Document source:
Extrait du Washington Post du 3 août 2017
Auteur : Michael E. Ruane
Information fournie par Guy Peremans (?)
Traduction / illustration : Roger Marquet
(Photo NARA)
Le vieux char de bataille est arrivé le 3 août 2017 à 10 h15, recouvert d’une bâche noire et attaché sur la remorque d’un tracteur.
Le [bruit du] chantier de construction près de Fort Belvoir s’est calmé pendant un moment lorsque le camion a reculé. Et quand ils ont retiré la bâche, la coque d’acier portait encore les cicatrices des tirs ennemis de 1944 et 1945. C’était le «Cobra King», un sanctuaire de 38 tonnes, une légende de l’U.S. Army, pendant la Seconde Guerre mondiale et la Bataille des Ardennes qui a foncé à travers les lignes allemandes pour soulager les défenseurs assiégés de Bastogne, en Belgique.
Quelqu’un avait pris une photo du char juste après ce combat [NDT: voir photo en sous-titre] arrêté dans la neige avec son équipage et les mots «First in Bastogne – [Premier à Bastogne]» griffonnés sur son flanc à la craie.
La craie était effacée depuis longtemps quand, ce jeudi, une puissante grue a soulevé le Cobra King, avec ses bandes de roulement noires et son étoile de tourelle blanche, à partir de la remorque plate et l’a déposé à l’intérieur du Musée National de l’Armée des États-Unis [National Museum of the United States Army].
Arrivée du Cobra King au Fort Belvoir, Virginie, USA – (Photo NMUSA)
Un chef-d’œuvre de l’art militaire attend son nouveau musée. Celui-ci, à une trentaine de kilomètres au sud de Washington DC, est en construction depuis octobre dernier et devrait être ouvert à la fin de 2019, ont indiqué les responsables.
Il abrite des dizaines d’objets et d’œuvres d’art historiques de l’armée. Le char Sherman et plusieurs autres articles «macro» sont si grands qu’ils doivent être installés en place et que le musée devra se construire autour d’eux.
Lundi dernier, les équipes de travail ont mis en place un véhicule Bradley Cavalry Fighting de 27 tonnes qui a mené une charge du Koweït à Bagdad en 2003. Plus tard, le musée installera une barge de débarquement Higgins [Landing Craft Vehicule & Personnel (LCVP)] de la Seconde Guerre mondiale et un char français de la Première Guerre mondiale, le Five of Hearts [Cinq de Cœur]. Le modèle qui doit être le seul tank survivant parmi ceux utilisés par les soldats américains dans la Première Guerre mondiale.
BRADLEY C.F. | LCVP | SAINT-CHAMOND |
Le 26 décembre 1944, le lieutenant Charles Boggess commandait le ‘Cobra King’ et menait, avec la Troisième Armée du Général Patton, l’assaut pour la libération de Bastogne. Les forces américaines y avaient été encerclées par la célèbre offensive allemande qui avait créé le grand saillant [bulge] dans les lignes alliées.

Exercices:
(1) Répondez à partir de l'article sur le Cobra King :
(a) À quelle heure le char est-il arrivé le 3 août 2017 ?
(b) Quand le nouveau musée devrait-il ouvrir ?
(c) Qui commandait le Cobra King le 26 décembre 1944 ?
(2) Rédigez la suite de l'article sur le Cobra King.

Enregistrements d'annotations spatiales
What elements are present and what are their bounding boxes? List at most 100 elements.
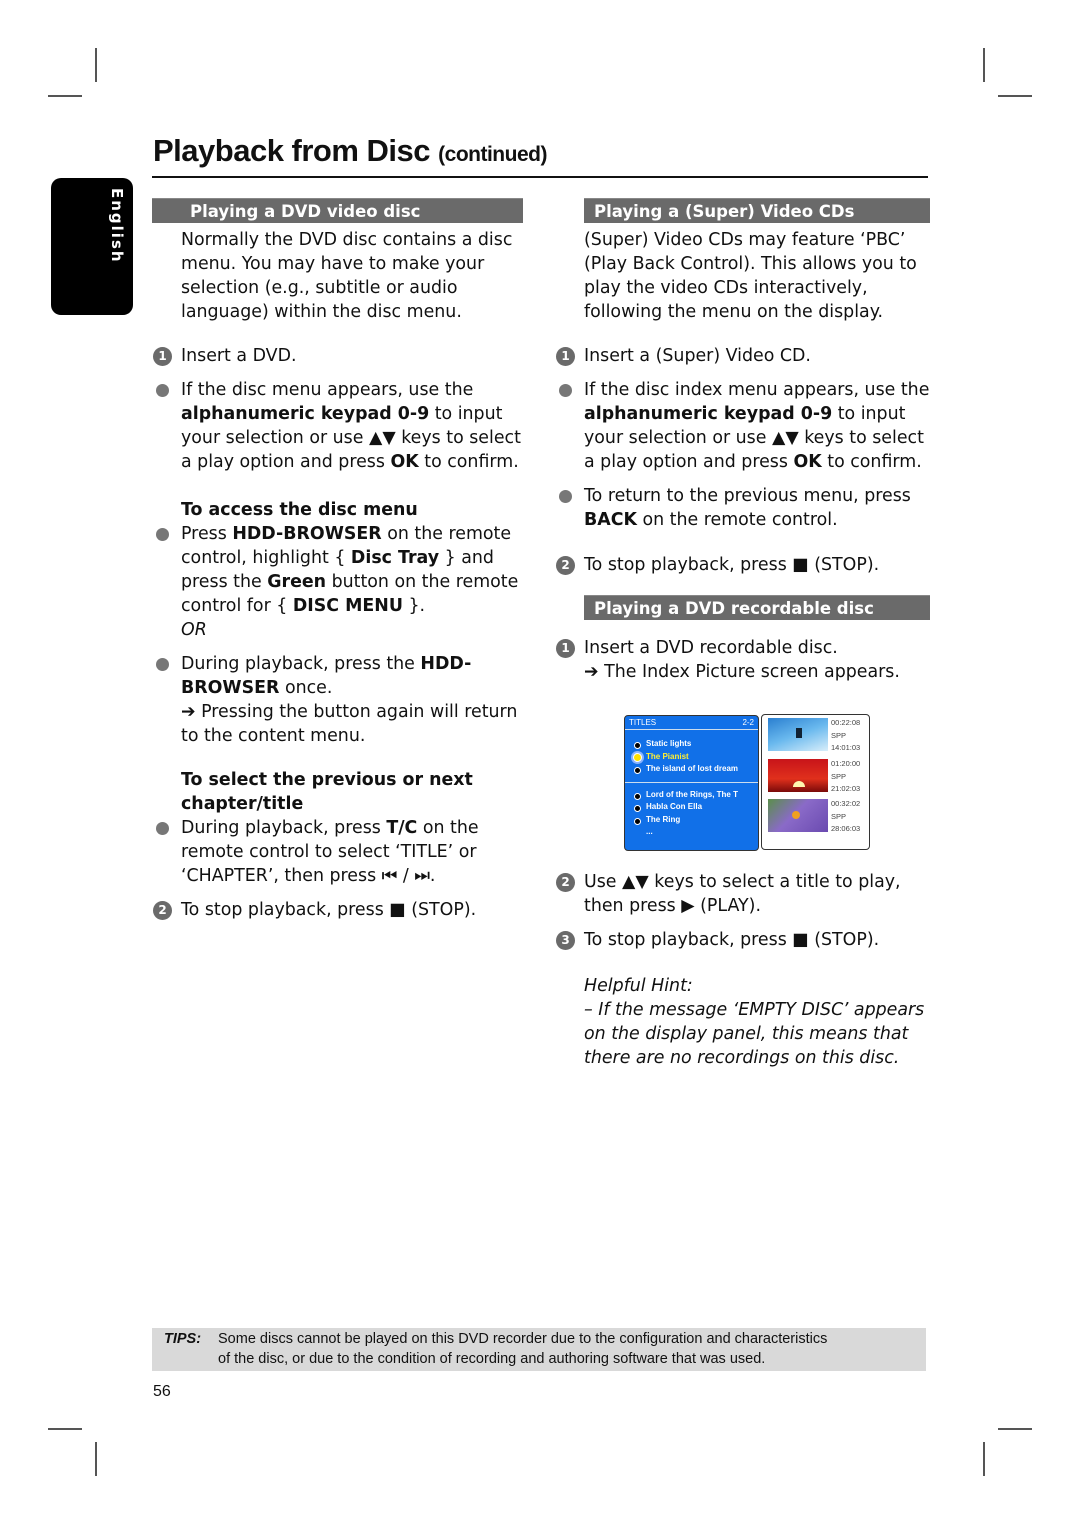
page-title-suffix: (continued) <box>438 143 547 166</box>
bullet-disc-menu: If the disc menu appears, use the alphan… <box>152 378 527 474</box>
text: on the remote control. <box>636 510 838 530</box>
text: }. <box>402 596 426 616</box>
index-titles-menu: TITLES 2-2 Static lights The Pianist The… <box>624 715 759 851</box>
surfer-figure <box>796 728 802 738</box>
title-text: The Ring <box>646 814 681 824</box>
thumbnail-reef[interactable] <box>768 799 828 832</box>
bold-text: BACK <box>584 510 637 530</box>
thumb-meta: 01:20:00 SPP 21:02:03 <box>831 758 860 796</box>
menu-title-item[interactable]: Lord of the Rings, The T <box>625 789 758 802</box>
bold-text: OK <box>793 452 822 472</box>
hint-title: Helpful Hint: <box>584 976 693 996</box>
language-tab-label: English <box>108 188 126 264</box>
bold-text: Disc Tray <box>350 548 440 568</box>
r-step-1-text: Insert a DVD recordable disc. <box>584 638 838 658</box>
step-number-icon: 1 <box>556 639 575 658</box>
crop-mark <box>983 48 985 82</box>
text: to confirm. <box>418 452 519 472</box>
title-text: Lord of the Rings, The T <box>646 789 738 799</box>
cursor-icon <box>633 752 642 762</box>
bullet-icon <box>156 658 169 671</box>
hint-text: – If the message ‘EMPTY DISC’ appears on… <box>584 1000 925 1068</box>
tips-line-2: of the disc, or due to the condition of … <box>218 1351 766 1367</box>
bullet-icon <box>156 384 169 397</box>
result-text: ➔ The Index Picture screen appears. <box>584 662 900 682</box>
result-text: ➔ Pressing the button again will return … <box>181 702 518 746</box>
step-number-icon: 2 <box>153 901 172 920</box>
page-title: Playback from Disc (continued) <box>153 133 547 169</box>
step-number-icon: 1 <box>556 347 575 366</box>
bold-text: HDD-BROWSER <box>232 524 382 544</box>
crop-mark <box>998 1428 1032 1430</box>
menu-page: 2-2 <box>742 718 754 727</box>
step-2: 2 To stop playback, press ■ (STOP). <box>152 898 527 922</box>
subheading-access-disc-menu: To access the disc menu <box>181 500 418 520</box>
right-column: Playing a (Super) Video CDs (Super) Vide… <box>555 198 930 1070</box>
section-header-vcd: Playing a (Super) Video CDs <box>584 198 930 223</box>
menu-title-item[interactable]: Static lights <box>625 738 758 751</box>
tips-label: TIPS: <box>164 1331 202 1347</box>
step-1: 1 Insert a (Super) Video CD. <box>555 344 930 368</box>
text: to confirm. <box>821 452 922 472</box>
bullet-icon <box>156 528 169 541</box>
thumb-duration: 00:32:02 <box>831 799 861 808</box>
text: During playback, press the <box>181 654 421 674</box>
menu-heading: TITLES <box>629 718 657 727</box>
subheading-prev-next: To select the previous or next chapter/t… <box>181 770 473 814</box>
step-1: 1 Insert a DVD. <box>152 344 527 368</box>
step-number-icon: 2 <box>556 873 575 892</box>
language-tab: English <box>51 178 133 315</box>
thumb-date: 21:02:03 <box>831 784 861 793</box>
text: If the disc index menu appears, use the <box>584 380 930 400</box>
step-number-icon: 3 <box>556 931 575 950</box>
bullet-back: To return to the previous menu, press BA… <box>555 484 930 532</box>
r-step-1: 1 Insert a DVD recordable disc. ➔ The In… <box>555 636 930 684</box>
intro-text: (Super) Video CDs may feature ‘PBC’ (Pla… <box>584 230 917 322</box>
left-column: Playing a DVD video disc Normally the DV… <box>152 198 527 922</box>
menu-title-item[interactable]: Habla Con Ella <box>625 801 758 814</box>
thumb-mode: SPP <box>831 811 847 821</box>
thumb-duration: 00:22:08 <box>831 718 861 727</box>
thumbnail-sunset[interactable] <box>768 759 828 792</box>
title-text: Habla Con Ella <box>646 802 703 811</box>
page-number: 56 <box>153 1383 171 1400</box>
section-header-dvd-video: Playing a DVD video disc <box>152 198 523 223</box>
bullet-icon <box>634 817 641 825</box>
thumb-meta: 00:32:02 SPP 28:06:03 <box>831 798 860 836</box>
step-number-icon: 2 <box>556 556 575 575</box>
menu-title-item-selected[interactable]: The Pianist <box>625 751 758 764</box>
thumb-mode: SPP <box>831 730 847 740</box>
text: To return to the previous menu, press <box>584 486 911 506</box>
step-2: 2 To stop playback, press ■ (STOP). <box>555 553 930 577</box>
bullet-icon <box>634 805 641 812</box>
text: During playback, press <box>181 818 387 838</box>
bold-text: T/C <box>386 818 418 838</box>
helpful-hint: Helpful Hint: – If the message ‘EMPTY DI… <box>555 974 930 1070</box>
step-1-text: Insert a DVD. <box>181 346 297 366</box>
bullet-icon <box>634 792 641 800</box>
bullet-icon <box>156 822 169 835</box>
thumbnail-surfer[interactable] <box>768 718 828 751</box>
menu-divider <box>625 781 758 783</box>
step-2-text: To stop playback, press ■ (STOP). <box>584 555 880 575</box>
r-step-2: 2 Use ▲▼ keys to select a title to play,… <box>555 870 930 918</box>
page-title-text: Playback from Disc <box>153 133 431 168</box>
thumb-meta: 00:22:08 SPP 14:01:03 <box>831 717 860 755</box>
menu-title-item[interactable]: The island of lost dream <box>625 763 758 776</box>
crop-mark <box>48 95 82 97</box>
bullet-tc: During playback, press T/C on the remote… <box>152 816 527 888</box>
bold-text: OK <box>390 452 419 472</box>
menu-more: ... <box>625 826 758 839</box>
r-step-3: 3 To stop playback, press ■ (STOP). <box>555 928 930 952</box>
bullet-index-menu: If the disc index menu appears, use the … <box>555 378 930 474</box>
bold-text: alphanumeric keypad 0-9 <box>584 404 833 424</box>
crop-mark <box>48 1428 82 1430</box>
bullet-icon <box>634 742 641 749</box>
bold-text: alphanumeric keypad 0-9 <box>181 404 430 424</box>
crop-mark <box>95 1442 97 1476</box>
title-text: The island of lost dream <box>646 764 739 773</box>
bullet-icon <box>634 767 641 774</box>
menu-title-item[interactable]: The Ring <box>625 814 758 827</box>
thumb-date: 14:01:03 <box>831 743 861 752</box>
r-step-3-text: To stop playback, press ■ (STOP). <box>584 930 880 950</box>
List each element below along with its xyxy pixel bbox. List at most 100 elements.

Corrigés:
(1)
(a) À 10 h 15.
(b) À la fin de 2019.
(c) Le lieutenant Charles Boggess.

(2)
Le char de Boggess était un «Sherman Jumbo» expérimental, un Sherman mieux armé et plus blindé que les modèles précédents qui s’étaient révélés vulnérables vis-à-vis des chars allemands plus puissants. Le ‘Cobra King’ possédait un moteur à essence V-8 de 500 CV, un canon de 75 mm et deux mitrailleuses.
Patton était proche de Bastogne et Boggess reçut l’ordre de prendre le ‘Cobra King’ et d’autres chars et d’enfoncer les lignes ennemies. « Je crois qu’il devrait être donné à chaque homme un moment de gloire dans sa vie », a déclaré Boggess au Chicago Tribune lors d’une visite à Bastogne en 1984. «Le mien a duré 6 km et 25 minutes».
« Le ‘Cobra King’ avait déjà connu le combat. Il avait été mis ‘knock-out’ en France en novembre 1944, réparé et renvoyé à la bataille », a déclaré Patrick R. Jennings, historien du musée de l’Armée.
L’entrée du futur National Museum of the United States Army – (Photo NMUSA)
Le commandant qui avait précédé Boggess à la tête du ‘Cobra King’, Charles Trover, avait été tué au Luxembourg par un tireur d’élite alors qu’il se tenait dans la tourelle ouverte, le 23 décembre. Et maintenant, le char avait l’ordre de se diriger vers Bastogne. « C’était une journée dramatique » a rappelé Boggess. « C’était un jour où tu ne savais pas si tu serais toujours vivant, le soir « .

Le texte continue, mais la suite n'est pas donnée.